Collected data entries
--- Begin ---
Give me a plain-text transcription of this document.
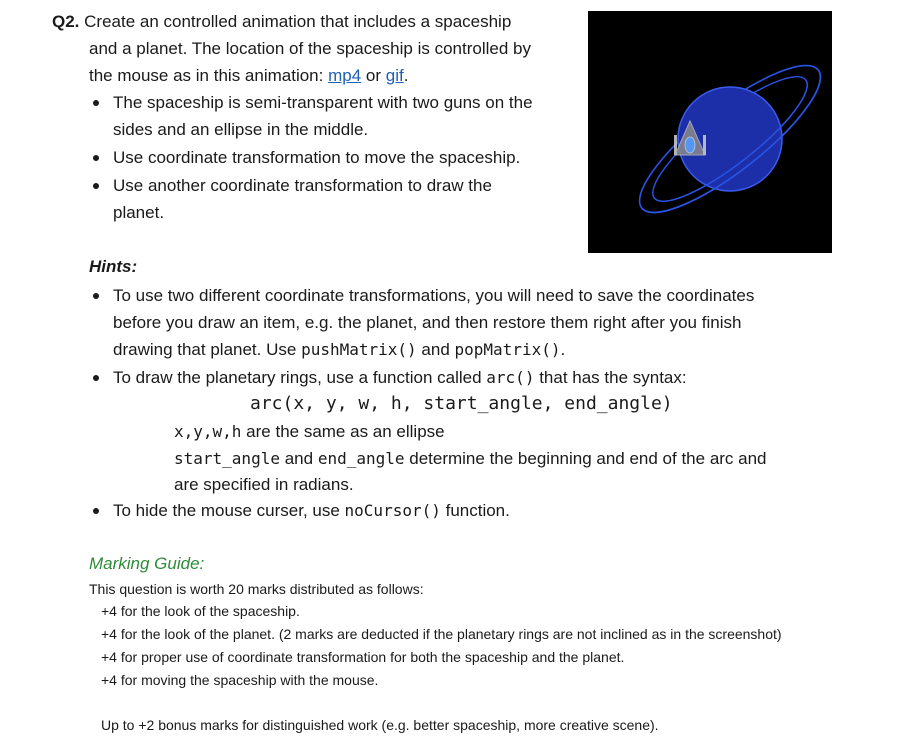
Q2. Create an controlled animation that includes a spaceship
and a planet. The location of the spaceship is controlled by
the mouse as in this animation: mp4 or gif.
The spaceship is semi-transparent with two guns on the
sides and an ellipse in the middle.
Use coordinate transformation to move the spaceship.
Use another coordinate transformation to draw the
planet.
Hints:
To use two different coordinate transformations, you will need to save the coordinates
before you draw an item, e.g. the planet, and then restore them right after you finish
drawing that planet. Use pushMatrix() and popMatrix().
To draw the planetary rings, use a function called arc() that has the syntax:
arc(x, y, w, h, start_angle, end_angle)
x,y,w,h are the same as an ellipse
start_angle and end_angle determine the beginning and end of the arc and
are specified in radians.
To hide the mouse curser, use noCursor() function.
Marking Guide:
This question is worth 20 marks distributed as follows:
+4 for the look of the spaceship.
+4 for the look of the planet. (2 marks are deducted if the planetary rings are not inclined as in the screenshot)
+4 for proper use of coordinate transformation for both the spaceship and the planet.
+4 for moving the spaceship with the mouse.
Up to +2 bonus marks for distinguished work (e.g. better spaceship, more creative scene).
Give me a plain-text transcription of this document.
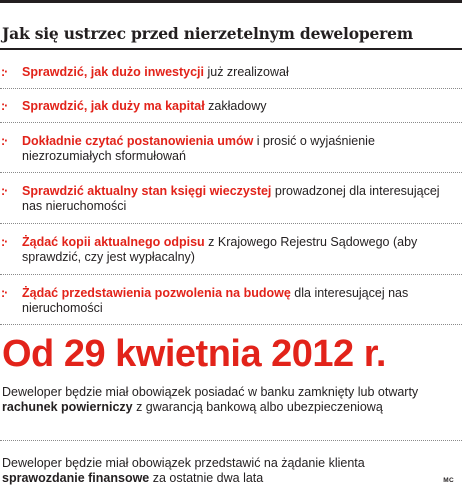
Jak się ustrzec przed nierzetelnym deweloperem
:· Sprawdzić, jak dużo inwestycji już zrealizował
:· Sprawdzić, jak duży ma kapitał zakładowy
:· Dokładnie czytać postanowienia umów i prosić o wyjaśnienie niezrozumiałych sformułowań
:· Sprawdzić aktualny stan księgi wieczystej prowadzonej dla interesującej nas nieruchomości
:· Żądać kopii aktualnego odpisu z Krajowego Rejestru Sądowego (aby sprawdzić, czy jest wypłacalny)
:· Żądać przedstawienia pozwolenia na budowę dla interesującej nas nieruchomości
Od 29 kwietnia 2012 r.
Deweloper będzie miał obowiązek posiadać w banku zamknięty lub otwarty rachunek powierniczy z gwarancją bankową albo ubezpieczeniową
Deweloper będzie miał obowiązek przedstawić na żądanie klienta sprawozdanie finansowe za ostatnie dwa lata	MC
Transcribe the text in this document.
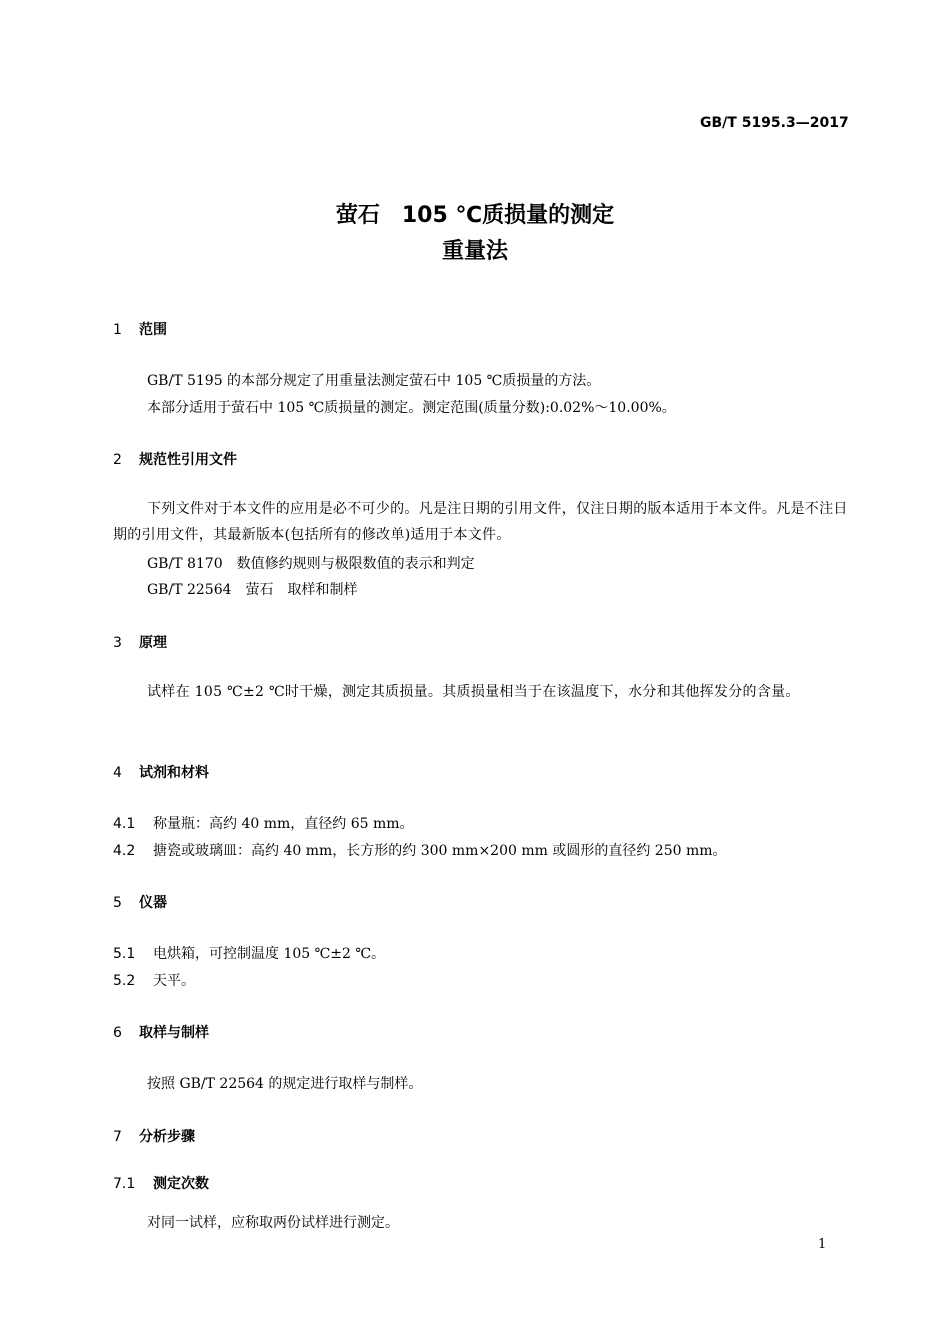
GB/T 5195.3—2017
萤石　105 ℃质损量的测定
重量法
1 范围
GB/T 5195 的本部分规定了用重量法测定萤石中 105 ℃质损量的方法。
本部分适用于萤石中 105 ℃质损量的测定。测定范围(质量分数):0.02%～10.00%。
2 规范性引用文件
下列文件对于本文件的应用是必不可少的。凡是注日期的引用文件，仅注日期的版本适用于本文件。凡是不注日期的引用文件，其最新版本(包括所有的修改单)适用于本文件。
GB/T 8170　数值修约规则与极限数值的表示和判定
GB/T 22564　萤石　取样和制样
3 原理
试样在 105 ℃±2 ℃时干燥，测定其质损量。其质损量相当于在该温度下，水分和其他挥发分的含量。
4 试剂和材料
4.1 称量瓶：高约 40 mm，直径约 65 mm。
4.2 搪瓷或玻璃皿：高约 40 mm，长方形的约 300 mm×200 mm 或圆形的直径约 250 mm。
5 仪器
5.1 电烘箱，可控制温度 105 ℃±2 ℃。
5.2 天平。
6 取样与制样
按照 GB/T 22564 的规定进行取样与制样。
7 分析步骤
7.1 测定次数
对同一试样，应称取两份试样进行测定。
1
--- End ---
--- Begin ---
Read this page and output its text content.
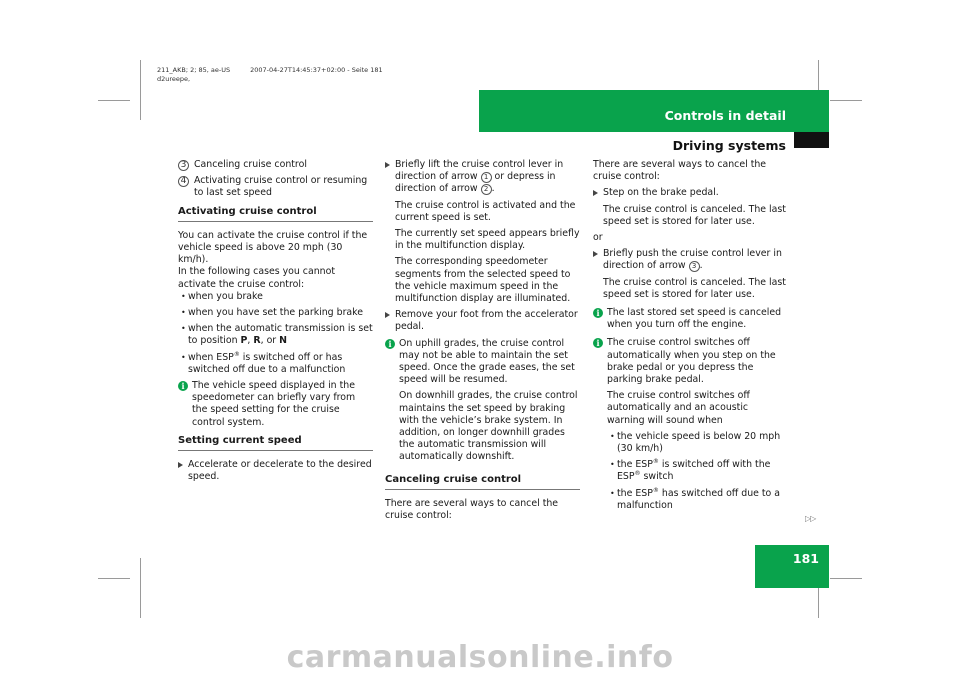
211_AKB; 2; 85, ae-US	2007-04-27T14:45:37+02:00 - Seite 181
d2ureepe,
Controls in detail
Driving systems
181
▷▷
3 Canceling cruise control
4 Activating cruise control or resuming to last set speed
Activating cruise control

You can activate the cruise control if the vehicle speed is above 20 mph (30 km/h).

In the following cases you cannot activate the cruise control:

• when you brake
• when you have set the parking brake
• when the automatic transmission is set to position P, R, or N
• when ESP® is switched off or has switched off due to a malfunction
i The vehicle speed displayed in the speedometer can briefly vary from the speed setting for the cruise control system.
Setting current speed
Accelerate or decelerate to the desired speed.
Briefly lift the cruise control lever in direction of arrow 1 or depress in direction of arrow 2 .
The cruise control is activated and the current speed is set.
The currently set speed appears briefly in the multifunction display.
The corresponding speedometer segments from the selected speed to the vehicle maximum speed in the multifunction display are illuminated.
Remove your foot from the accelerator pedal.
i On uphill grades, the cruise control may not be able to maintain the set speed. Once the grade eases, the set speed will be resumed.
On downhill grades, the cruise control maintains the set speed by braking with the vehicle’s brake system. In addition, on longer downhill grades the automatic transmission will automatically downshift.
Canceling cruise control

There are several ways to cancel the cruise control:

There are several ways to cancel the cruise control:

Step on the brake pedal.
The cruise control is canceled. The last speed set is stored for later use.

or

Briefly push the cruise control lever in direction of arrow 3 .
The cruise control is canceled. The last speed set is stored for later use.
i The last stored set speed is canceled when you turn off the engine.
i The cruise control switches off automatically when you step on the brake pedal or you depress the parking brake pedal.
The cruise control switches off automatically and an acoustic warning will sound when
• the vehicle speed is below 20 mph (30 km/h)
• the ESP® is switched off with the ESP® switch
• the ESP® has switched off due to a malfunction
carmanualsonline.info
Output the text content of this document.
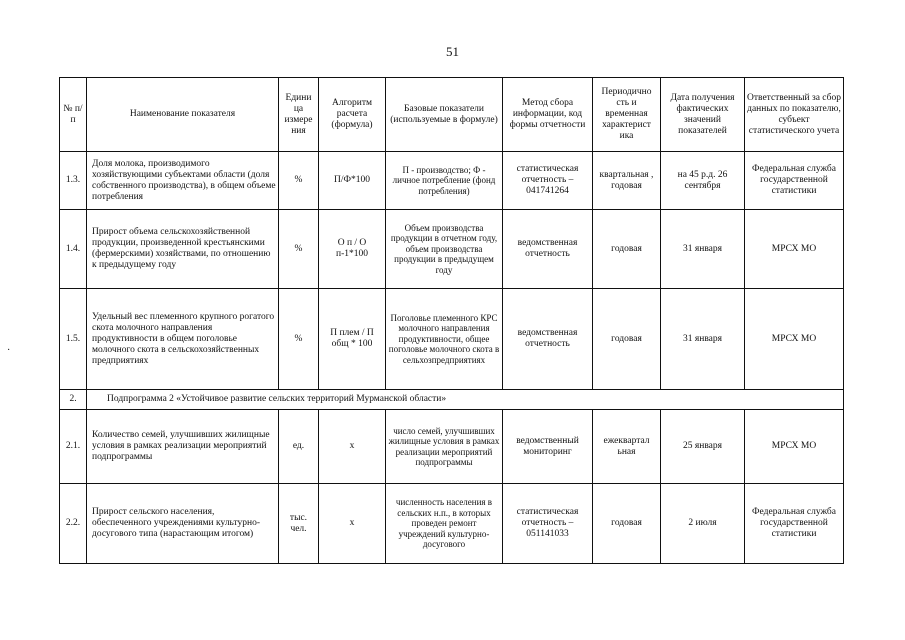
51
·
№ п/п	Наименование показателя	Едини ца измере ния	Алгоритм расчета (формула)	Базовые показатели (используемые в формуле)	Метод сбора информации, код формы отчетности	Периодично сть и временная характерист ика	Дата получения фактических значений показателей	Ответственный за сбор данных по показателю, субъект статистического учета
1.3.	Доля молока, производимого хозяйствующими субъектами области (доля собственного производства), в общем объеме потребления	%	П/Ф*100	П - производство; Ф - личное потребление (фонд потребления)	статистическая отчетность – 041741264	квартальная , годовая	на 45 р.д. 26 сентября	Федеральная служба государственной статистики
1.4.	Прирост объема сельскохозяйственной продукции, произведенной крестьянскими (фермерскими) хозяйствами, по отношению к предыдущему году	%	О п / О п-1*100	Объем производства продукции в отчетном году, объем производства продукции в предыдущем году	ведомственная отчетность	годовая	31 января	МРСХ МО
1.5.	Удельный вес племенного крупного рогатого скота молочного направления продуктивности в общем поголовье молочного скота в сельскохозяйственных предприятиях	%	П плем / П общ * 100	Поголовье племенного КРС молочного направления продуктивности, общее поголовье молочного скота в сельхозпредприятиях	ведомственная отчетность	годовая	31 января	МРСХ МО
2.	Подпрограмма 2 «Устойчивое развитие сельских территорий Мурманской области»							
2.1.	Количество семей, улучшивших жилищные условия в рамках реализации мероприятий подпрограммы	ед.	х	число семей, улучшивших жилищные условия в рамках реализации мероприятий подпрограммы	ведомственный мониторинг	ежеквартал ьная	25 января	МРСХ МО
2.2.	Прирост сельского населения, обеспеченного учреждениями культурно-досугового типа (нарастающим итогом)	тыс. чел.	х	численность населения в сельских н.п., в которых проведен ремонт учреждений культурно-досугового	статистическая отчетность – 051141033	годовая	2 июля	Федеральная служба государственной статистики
--- End ---
● Given instruction: Show every line from the entries above in which "when" appears.

● Output for this exercise:
• when you brake
• when you have set the parking brake
• when the automatic transmission is set to position P, R, or N
• when ESP® is switched off or has switched off due to a malfunction
i The last stored set speed is canceled when you turn off the engine.
i The cruise control switches off automatically when you step on the brake pedal or you depress the parking brake pedal.
The cruise control switches off automatically and an acoustic warning will sound when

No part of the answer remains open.